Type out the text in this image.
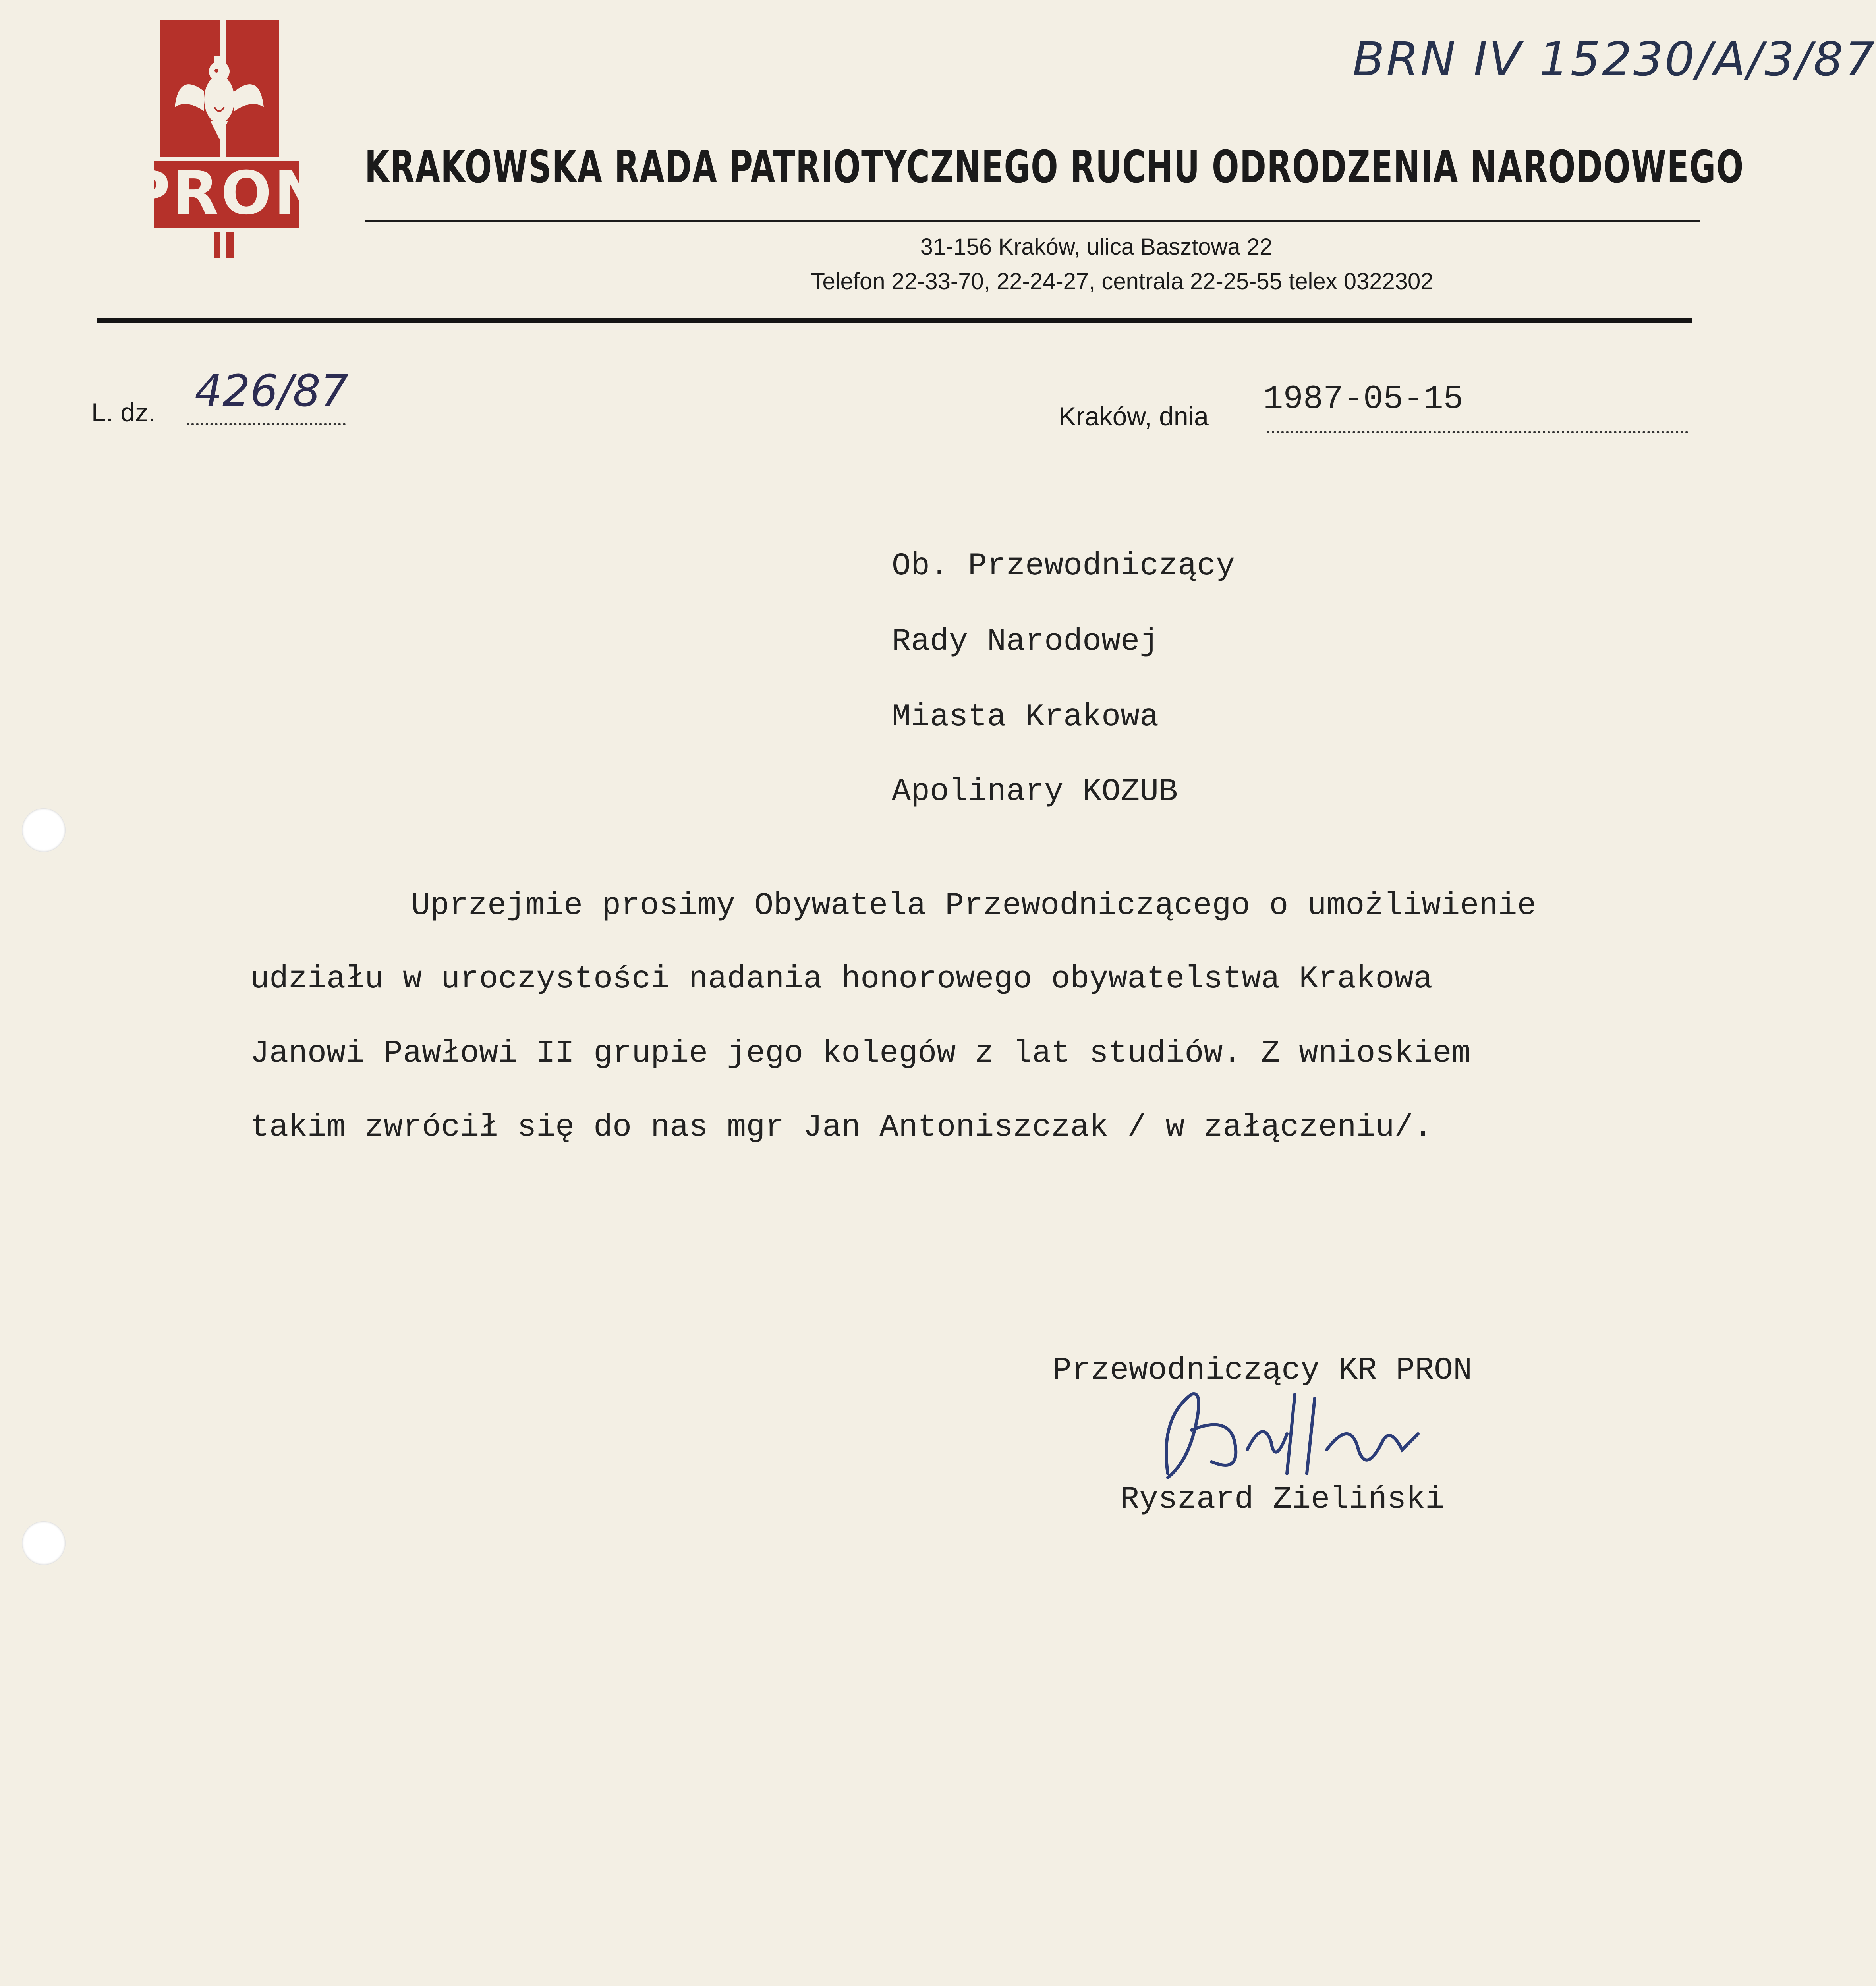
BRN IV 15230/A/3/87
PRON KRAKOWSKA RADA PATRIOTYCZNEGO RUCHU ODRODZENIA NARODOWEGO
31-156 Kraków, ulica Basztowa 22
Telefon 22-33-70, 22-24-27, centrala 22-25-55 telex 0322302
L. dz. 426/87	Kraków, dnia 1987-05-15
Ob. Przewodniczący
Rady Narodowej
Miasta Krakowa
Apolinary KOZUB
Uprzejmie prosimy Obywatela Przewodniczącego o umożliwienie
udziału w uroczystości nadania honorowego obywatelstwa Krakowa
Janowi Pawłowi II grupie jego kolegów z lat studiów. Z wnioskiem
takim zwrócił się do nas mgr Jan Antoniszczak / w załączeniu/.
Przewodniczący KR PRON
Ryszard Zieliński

-.-.-

# Work instructions:
All lines that include "Przewodniczący" are to be gathered and copied.

# Answer for the task:
Ob. Przewodniczący
Przewodniczący KR PRON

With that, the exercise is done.